● Exercise requirements
Read the records below and copy each line that contains "Opcional".

● Materials provided
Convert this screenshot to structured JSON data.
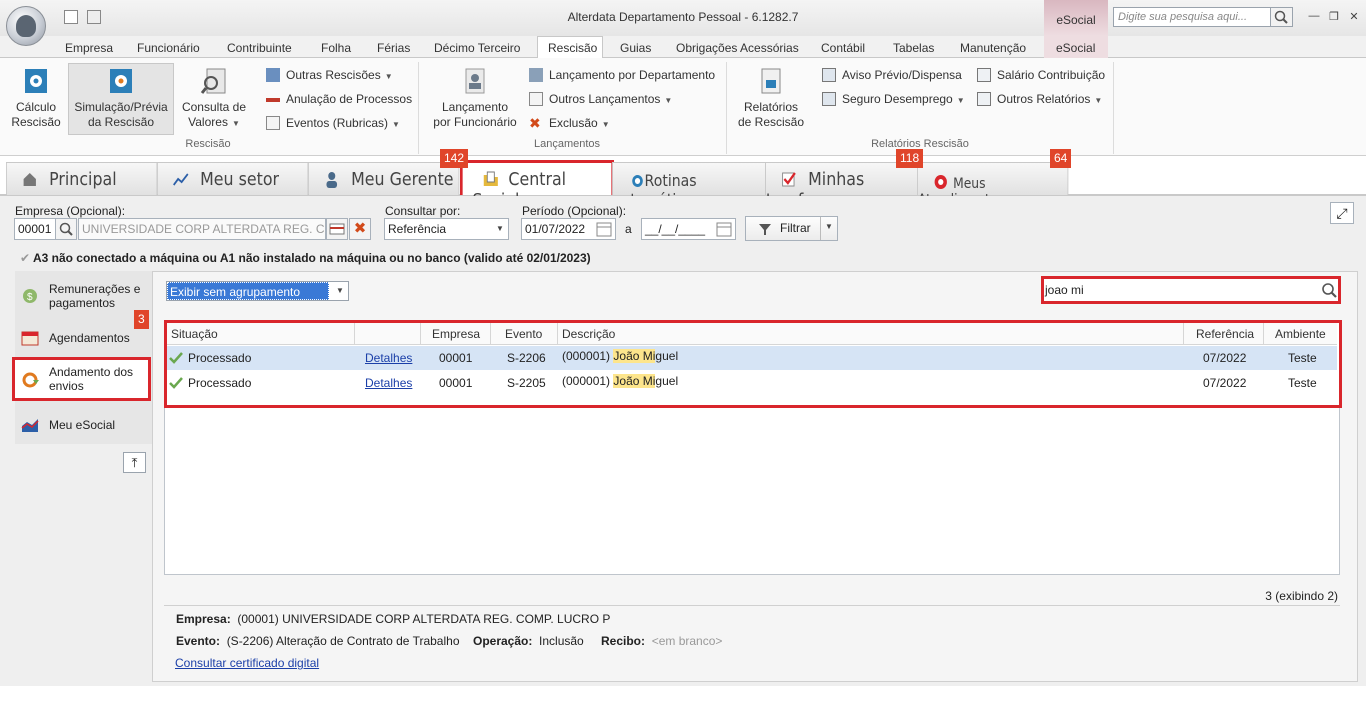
{
  "window": {
    "title": "Alterdata Departamento Pessoal - 6.1282.7",
    "context_tab": "eSocial",
    "search_placeholder": "Digite sua pesquisa aqui...",
    "controls": [
      "minimize-icon",
      "restore-icon",
      "close-icon"
    ]
  },
  "ribbon_tabs": [
    "Empresa",
    "Funcionário",
    "Contribuinte",
    "Folha",
    "Férias",
    "Décimo Terceiro",
    "Rescisão",
    "Guias",
    "Obrigações Acessórias",
    "Contábil",
    "Tabelas",
    "Manutenção",
    "eSocial"
  ],
  "active_ribbon_tab": "Rescisão",
  "ribbon": {
    "rescisao": {
      "label": "Rescisão",
      "calc": [
        "Cálculo",
        "Rescisão"
      ],
      "sim": [
        "Simulação/Prévia",
        "da Rescisão"
      ],
      "consulta": [
        "Consulta de",
        "Valores"
      ],
      "small": [
        "Outras Rescisões",
        "Anulação de Processos",
        "Eventos (Rubricas)"
      ]
    },
    "lancamentos": {
      "label": "Lançamentos",
      "lanc": [
        "Lançamento",
        "por Funcionário"
      ],
      "small": [
        "Lançamento por Departamento",
        "Outros Lançamentos",
        "Exclusão"
      ]
    },
    "relatorios": {
      "label": "Relatórios Rescisão",
      "rel": [
        "Relatórios",
        "de Rescisão"
      ],
      "small": [
        "Aviso Prévio/Dispensa",
        "Seguro Desemprego",
        "Salário Contribuição",
        "Outros Relatórios"
      ]
    }
  },
  "module_tabs": [
    {
      "label": "Principal",
      "icon": "home-icon"
    },
    {
      "label": "Meu setor",
      "icon": "chart-icon"
    },
    {
      "label": "Meu Gerente",
      "icon": "person-icon",
      "badge": "142"
    },
    {
      "label": "Central eSocial",
      "icon": "folder-icon"
    },
    {
      "label": "Rotinas automáticas",
      "icon": "clock-icon"
    },
    {
      "label": "Minhas tarefas",
      "icon": "checkbox-icon",
      "badge": "118"
    },
    {
      "label": "Meus Atendimentos",
      "icon": "lifebuoy-icon",
      "badge": "64"
    }
  ],
  "filters": {
    "empresa_label": "Empresa (Opcional):",
    "empresa_code": "00001",
    "empresa_name": "UNIVERSIDADE CORP ALTERDATA REG. COMP",
    "consultar_label": "Consultar por:",
    "consultar_value": "Referência",
    "periodo_label": "Período (Opcional):",
    "periodo_start": "01/07/2022",
    "periodo_sep": "a",
    "periodo_end": "__/__/____",
    "filtrar": "Filtrar"
  },
  "warning": "A3 não conectado a máquina ou A1 não instalado na máquina ou no banco (valido até 02/01/2023)",
  "sidenav": {
    "items": [
      "Remunerações e pagamentos",
      "Agendamentos",
      "Andamento dos envios",
      "Meu eSocial"
    ],
    "badge": "3"
  },
  "grouping": "Exibir sem agrupamento",
  "search_value": "joao mi",
  "grid": {
    "columns": [
      "Situação",
      "",
      "Empresa",
      "Evento",
      "Descrição",
      "Referência",
      "Ambiente"
    ],
    "rows": [
      {
        "situacao": "Processado",
        "detalhes": "Detalhes",
        "empresa": "00001",
        "evento": "S-2206",
        "desc_prefix": "(000001)",
        "desc_match": "João Mi",
        "desc_rest": "guel",
        "referencia": "07/2022",
        "ambiente": "Teste"
      },
      {
        "situacao": "Processado",
        "detalhes": "Detalhes",
        "empresa": "00001",
        "evento": "S-2205",
        "desc_prefix": "(000001)",
        "desc_match": "João Mi",
        "desc_rest": "guel",
        "referencia": "07/2022",
        "ambiente": "Teste"
      }
    ],
    "count": "3 (exibindo 2)"
  },
  "details": {
    "empresa_label": "Empresa:",
    "empresa_value": "(00001) UNIVERSIDADE CORP ALTERDATA REG. COMP. LUCRO P",
    "evento_label": "Evento:",
    "evento_value": "(S-2206) Alteração de Contrato de Trabalho",
    "operacao_label": "Operação:",
    "operacao_value": "Inclusão",
    "recibo_label": "Recibo:",
    "recibo_value": "<em branco>",
    "cert_link": "Consultar certificado digital"
  },
  "colors": {
    "highlight_red": "#d9262c",
    "badge": "#e0452a",
    "selection_blue": "#3a79d6",
    "match_yellow": "#fde58c"
  }
}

● Output below
    "empresa_label": "Empresa (Opcional):",
    "periodo_label": "Período (Opcional):",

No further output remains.